• [Problem to work on]
Report how many lines contain "Gglat", with no other words.

• [Dataset entries]
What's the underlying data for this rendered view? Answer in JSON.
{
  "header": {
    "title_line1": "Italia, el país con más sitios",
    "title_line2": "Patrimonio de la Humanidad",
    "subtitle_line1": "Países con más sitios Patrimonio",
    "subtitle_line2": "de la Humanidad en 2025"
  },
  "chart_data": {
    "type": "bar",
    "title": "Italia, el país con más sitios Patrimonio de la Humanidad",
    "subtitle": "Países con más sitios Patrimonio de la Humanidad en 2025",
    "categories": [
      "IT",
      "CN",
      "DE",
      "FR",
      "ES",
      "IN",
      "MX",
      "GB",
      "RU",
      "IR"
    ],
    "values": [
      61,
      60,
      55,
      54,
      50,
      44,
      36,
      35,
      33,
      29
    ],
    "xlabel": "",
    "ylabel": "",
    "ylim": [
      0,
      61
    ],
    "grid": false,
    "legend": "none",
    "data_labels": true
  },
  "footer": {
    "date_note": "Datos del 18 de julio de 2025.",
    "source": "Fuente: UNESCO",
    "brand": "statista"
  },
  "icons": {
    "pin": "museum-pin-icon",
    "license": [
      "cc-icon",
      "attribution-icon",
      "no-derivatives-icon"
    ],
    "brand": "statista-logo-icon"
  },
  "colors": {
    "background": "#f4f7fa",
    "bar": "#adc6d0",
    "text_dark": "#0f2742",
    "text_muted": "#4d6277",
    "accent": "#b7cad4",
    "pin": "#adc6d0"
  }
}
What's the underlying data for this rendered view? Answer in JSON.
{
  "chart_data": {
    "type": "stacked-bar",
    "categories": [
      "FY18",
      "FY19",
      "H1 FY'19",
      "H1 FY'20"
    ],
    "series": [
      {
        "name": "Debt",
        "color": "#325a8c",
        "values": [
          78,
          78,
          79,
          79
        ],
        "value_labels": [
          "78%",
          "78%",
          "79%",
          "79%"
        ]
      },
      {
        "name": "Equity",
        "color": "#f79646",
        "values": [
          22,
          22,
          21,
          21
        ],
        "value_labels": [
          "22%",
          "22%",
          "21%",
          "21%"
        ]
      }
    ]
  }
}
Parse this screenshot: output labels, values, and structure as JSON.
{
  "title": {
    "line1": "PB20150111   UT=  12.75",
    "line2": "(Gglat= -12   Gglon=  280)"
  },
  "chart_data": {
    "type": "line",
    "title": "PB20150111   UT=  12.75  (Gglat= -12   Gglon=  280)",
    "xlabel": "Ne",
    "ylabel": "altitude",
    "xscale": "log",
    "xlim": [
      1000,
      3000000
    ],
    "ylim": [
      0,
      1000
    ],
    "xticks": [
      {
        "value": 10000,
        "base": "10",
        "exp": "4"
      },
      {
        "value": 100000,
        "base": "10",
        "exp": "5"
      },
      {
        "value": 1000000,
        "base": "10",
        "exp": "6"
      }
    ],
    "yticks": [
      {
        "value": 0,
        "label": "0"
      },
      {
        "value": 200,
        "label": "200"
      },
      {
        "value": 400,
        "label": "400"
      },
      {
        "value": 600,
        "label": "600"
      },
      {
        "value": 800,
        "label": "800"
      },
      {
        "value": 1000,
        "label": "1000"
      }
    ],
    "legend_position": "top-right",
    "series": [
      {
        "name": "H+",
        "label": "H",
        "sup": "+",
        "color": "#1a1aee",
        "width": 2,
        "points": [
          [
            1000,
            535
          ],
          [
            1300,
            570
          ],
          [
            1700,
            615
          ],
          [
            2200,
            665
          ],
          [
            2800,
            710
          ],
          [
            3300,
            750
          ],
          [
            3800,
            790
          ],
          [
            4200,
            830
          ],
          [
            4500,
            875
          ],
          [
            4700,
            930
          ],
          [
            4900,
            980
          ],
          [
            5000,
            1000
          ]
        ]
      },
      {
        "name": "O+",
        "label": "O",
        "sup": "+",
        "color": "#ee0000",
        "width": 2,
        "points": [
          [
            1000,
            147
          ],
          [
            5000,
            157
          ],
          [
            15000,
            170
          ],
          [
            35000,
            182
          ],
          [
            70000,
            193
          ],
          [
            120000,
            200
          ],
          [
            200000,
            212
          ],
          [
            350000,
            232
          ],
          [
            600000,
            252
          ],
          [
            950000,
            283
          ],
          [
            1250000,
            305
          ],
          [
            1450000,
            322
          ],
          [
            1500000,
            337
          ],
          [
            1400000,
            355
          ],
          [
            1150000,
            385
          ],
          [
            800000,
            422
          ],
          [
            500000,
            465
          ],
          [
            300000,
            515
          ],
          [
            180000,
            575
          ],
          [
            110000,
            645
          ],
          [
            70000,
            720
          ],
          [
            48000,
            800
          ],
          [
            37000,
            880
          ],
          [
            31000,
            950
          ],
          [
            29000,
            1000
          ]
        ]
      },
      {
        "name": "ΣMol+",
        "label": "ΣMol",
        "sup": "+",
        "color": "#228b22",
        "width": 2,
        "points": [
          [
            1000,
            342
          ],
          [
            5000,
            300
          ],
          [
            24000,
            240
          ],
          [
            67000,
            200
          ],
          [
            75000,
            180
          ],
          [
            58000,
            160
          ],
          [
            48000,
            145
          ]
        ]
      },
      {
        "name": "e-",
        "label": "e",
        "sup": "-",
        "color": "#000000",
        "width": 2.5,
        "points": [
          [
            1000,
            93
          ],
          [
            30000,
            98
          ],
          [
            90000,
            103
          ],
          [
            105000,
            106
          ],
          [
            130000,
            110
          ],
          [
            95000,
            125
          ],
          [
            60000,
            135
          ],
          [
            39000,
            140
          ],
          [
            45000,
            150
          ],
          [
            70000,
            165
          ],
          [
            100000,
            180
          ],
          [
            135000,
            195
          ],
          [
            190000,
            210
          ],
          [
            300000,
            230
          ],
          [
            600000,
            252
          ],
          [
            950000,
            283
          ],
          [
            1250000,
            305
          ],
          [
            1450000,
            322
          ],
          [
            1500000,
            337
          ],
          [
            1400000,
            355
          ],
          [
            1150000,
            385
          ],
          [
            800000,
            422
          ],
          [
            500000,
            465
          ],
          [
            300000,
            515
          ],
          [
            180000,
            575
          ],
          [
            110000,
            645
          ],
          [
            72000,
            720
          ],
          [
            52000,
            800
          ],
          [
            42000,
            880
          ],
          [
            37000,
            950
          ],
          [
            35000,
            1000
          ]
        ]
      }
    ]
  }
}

• [Complete output]
2